CONSIGNE 1: D'après le document, pour quelles raisons la réglementation sur l'activité accessoire des enseignants a-t-elle été adoptée ?

DOCUMENT:
* * * * * * *
4.5 Le recourant persiste à considérer que son activité à C______ équivalait à une journée hebdomadaire de travail, ce qui représente de fait un 20 %, l’exonérant de toute faute. Comme vu ci-dessus, cette argumentation tombe à faux, s’agissant d’une activité d’enseignement pour laquelle la présence devant les élèves ne représente qu’une partie du temps que celui-ci doit consacrer à son activité.

4.6 Il considère aussi qu’ayant toujours donné satisfaction dans son activité, rien ne permettait de retenir que son activité accessoire dépassait ce qui avait été autorisé par la direction, compte tenu de la liberté laissée au corps enseignant en dehors des heures d’enseignement et du fait qu’il était dans la situation difficile de travailler sur deux sites (B______ et Genève). Aucune faute grave ne pouvait être retenue à son égard.

Dans ce raisonnement, le recourant ne fait que remettre en cause les limites fixées par le RIPers et la procédure instaurée en matière d’activité accessoire par les règlements qui se sont successivement appliqués à son engagement, laquelle prévoit que l’autorité intimée doit approuver les activités supplémentaires qu’un enseignant envisage d’exercer et qu’une annonce est prévue tant pour les activités que pour les revenus qu’elles procurent. Ce faisant, il omet de prendre en compte le fait que cette réglementation a été adoptée pour des raisons de protection de la santé du personnel notamment, pour limiter les risques de conflits d’intérêts et l’utilisation de cours élaborés dans le cadre d’une activité rémunérée par la HES-SO au bénéfice d’une autre école concurrente.
* * * * * * *
DONNÉES DE TRAVAIL:
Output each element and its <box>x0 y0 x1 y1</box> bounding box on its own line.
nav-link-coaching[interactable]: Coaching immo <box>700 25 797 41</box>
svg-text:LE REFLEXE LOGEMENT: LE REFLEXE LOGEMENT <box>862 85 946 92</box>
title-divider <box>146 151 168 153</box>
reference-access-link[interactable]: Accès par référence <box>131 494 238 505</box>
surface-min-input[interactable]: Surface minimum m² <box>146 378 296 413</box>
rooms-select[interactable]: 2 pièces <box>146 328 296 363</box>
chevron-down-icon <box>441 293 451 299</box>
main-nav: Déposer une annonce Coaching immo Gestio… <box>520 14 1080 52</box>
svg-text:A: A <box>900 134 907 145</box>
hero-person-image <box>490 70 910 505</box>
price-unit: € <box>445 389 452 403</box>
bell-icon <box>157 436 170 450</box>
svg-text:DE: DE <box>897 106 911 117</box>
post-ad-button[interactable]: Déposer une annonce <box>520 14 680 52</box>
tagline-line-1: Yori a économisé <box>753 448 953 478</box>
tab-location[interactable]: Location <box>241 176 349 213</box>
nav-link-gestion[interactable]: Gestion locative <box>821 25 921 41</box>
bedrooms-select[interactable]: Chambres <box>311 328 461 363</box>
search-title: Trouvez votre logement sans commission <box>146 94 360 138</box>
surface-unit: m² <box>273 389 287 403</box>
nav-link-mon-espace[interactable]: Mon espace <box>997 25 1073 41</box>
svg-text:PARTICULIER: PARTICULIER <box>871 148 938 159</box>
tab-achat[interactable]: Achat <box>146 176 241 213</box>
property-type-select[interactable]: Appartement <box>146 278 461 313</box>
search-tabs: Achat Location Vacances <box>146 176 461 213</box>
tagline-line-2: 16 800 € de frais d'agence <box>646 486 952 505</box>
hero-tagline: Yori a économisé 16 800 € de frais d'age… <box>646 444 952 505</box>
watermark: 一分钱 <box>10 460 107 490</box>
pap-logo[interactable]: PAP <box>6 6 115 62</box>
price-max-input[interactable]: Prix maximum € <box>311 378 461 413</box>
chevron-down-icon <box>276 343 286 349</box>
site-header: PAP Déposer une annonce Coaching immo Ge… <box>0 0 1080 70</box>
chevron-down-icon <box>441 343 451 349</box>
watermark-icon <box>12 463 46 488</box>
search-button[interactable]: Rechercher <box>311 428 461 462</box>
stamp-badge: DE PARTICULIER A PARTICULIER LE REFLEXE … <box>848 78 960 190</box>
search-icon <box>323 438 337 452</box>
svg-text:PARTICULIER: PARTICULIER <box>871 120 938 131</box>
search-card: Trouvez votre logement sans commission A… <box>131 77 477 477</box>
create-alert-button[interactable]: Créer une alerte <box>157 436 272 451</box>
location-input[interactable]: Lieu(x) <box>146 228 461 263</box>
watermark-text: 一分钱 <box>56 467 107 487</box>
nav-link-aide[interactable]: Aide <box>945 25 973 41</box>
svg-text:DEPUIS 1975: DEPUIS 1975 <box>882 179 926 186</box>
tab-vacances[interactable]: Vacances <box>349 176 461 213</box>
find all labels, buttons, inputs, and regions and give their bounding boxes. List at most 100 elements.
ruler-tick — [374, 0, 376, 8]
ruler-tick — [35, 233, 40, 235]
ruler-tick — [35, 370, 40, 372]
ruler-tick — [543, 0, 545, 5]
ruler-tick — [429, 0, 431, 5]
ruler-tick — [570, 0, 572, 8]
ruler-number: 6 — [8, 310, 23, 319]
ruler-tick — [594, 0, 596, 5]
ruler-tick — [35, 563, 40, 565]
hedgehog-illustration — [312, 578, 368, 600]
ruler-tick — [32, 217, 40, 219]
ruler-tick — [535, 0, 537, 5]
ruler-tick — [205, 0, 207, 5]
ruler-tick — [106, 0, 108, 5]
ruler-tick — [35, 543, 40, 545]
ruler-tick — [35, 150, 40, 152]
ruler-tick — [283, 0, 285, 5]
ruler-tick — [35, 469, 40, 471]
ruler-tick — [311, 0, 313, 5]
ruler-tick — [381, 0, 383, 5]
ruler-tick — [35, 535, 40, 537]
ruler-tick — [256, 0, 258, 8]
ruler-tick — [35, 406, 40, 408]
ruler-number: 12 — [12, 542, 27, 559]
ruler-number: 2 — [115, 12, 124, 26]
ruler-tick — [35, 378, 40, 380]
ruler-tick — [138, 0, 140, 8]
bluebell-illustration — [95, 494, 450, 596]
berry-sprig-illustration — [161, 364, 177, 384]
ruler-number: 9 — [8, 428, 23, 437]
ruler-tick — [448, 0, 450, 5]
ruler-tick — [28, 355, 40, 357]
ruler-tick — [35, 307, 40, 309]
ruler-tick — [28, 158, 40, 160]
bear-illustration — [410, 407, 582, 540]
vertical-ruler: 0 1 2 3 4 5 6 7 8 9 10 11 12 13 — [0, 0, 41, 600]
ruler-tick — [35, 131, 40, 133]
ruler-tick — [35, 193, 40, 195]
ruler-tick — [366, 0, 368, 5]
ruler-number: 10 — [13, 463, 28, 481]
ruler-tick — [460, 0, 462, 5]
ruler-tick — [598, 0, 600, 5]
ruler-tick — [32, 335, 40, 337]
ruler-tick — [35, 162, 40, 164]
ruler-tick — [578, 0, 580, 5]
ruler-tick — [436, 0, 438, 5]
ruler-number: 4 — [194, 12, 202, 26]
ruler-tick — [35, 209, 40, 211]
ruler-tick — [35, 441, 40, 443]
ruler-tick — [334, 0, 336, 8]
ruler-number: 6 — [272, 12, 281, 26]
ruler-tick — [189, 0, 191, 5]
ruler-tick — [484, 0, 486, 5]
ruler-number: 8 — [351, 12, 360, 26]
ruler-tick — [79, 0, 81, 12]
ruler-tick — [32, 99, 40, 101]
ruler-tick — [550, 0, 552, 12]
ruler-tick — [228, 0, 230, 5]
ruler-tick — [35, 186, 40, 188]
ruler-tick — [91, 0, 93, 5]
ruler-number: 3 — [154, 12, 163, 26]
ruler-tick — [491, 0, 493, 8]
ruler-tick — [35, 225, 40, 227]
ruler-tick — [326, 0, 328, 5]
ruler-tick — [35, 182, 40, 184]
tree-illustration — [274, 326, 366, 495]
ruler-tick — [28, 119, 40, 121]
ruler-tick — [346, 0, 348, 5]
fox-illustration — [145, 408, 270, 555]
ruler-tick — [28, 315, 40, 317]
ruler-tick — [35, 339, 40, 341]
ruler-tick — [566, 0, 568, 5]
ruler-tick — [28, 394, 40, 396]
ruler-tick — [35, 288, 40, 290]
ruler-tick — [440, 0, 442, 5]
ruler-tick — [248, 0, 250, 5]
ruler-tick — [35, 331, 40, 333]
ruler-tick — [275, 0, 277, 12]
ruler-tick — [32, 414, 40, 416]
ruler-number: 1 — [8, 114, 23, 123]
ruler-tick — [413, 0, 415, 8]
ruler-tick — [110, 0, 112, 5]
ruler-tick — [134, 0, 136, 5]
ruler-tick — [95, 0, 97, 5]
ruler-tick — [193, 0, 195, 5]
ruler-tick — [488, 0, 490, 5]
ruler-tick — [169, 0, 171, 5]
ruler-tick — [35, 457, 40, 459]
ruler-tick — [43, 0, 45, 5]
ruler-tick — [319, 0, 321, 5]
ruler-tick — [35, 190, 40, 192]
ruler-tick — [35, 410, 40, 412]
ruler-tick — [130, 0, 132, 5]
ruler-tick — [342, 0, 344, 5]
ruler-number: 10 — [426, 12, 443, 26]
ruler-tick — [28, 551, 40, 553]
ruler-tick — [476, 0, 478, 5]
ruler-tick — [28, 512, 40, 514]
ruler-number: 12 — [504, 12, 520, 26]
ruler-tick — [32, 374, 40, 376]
* * * * * * *
CONSIGNE 2: Reformulez, s'il vous plaît, sous forme de tableau Markdown le passage du listing allant de son début jusqu'à la ligne contenant « rooms-select[interactable]: 2 pièces », incluse. Utilisez les colonnes « N° » (numéro de rangée) et « Ligne », en omettant les lignes vides.

RÉSULTAT 1: Elle a été adoptée notamment pour protéger la santé du personnel. Elle vise aussi à limiter les risques de conflits d'intérêts. Enfin, elle doit empêcher que des cours élaborés dans le cadre d'une activité rémunérée par la HES-SO servent à une autre école concurrente.

RÉSULTAT 2:
| N° | Ligne |
|---|---|
| 1 | Output each element and its <box>x0 y0 x1 y1</box> bounding box on its own line. |
| 2 | nav-link-coaching[interactable]: Coaching immo <box>700 25 797 41</box> |
| 3 | svg-text:LE REFLEXE LOGEMENT: LE REFLEXE LOGEMENT <box>862 85 946 92</box> |
| 4 | title-divider <box>146 151 168 153</box> |
| 5 | reference-access-link[interactable]: Accès par référence <box>131 494 238 505</box> |
| 6 | surface-min-input[interactable]: Surface minimum m² <box>146 378 296 413</box> |
| 7 | rooms-select[interactable]: 2 pièces <box>146 328 296 363</box> |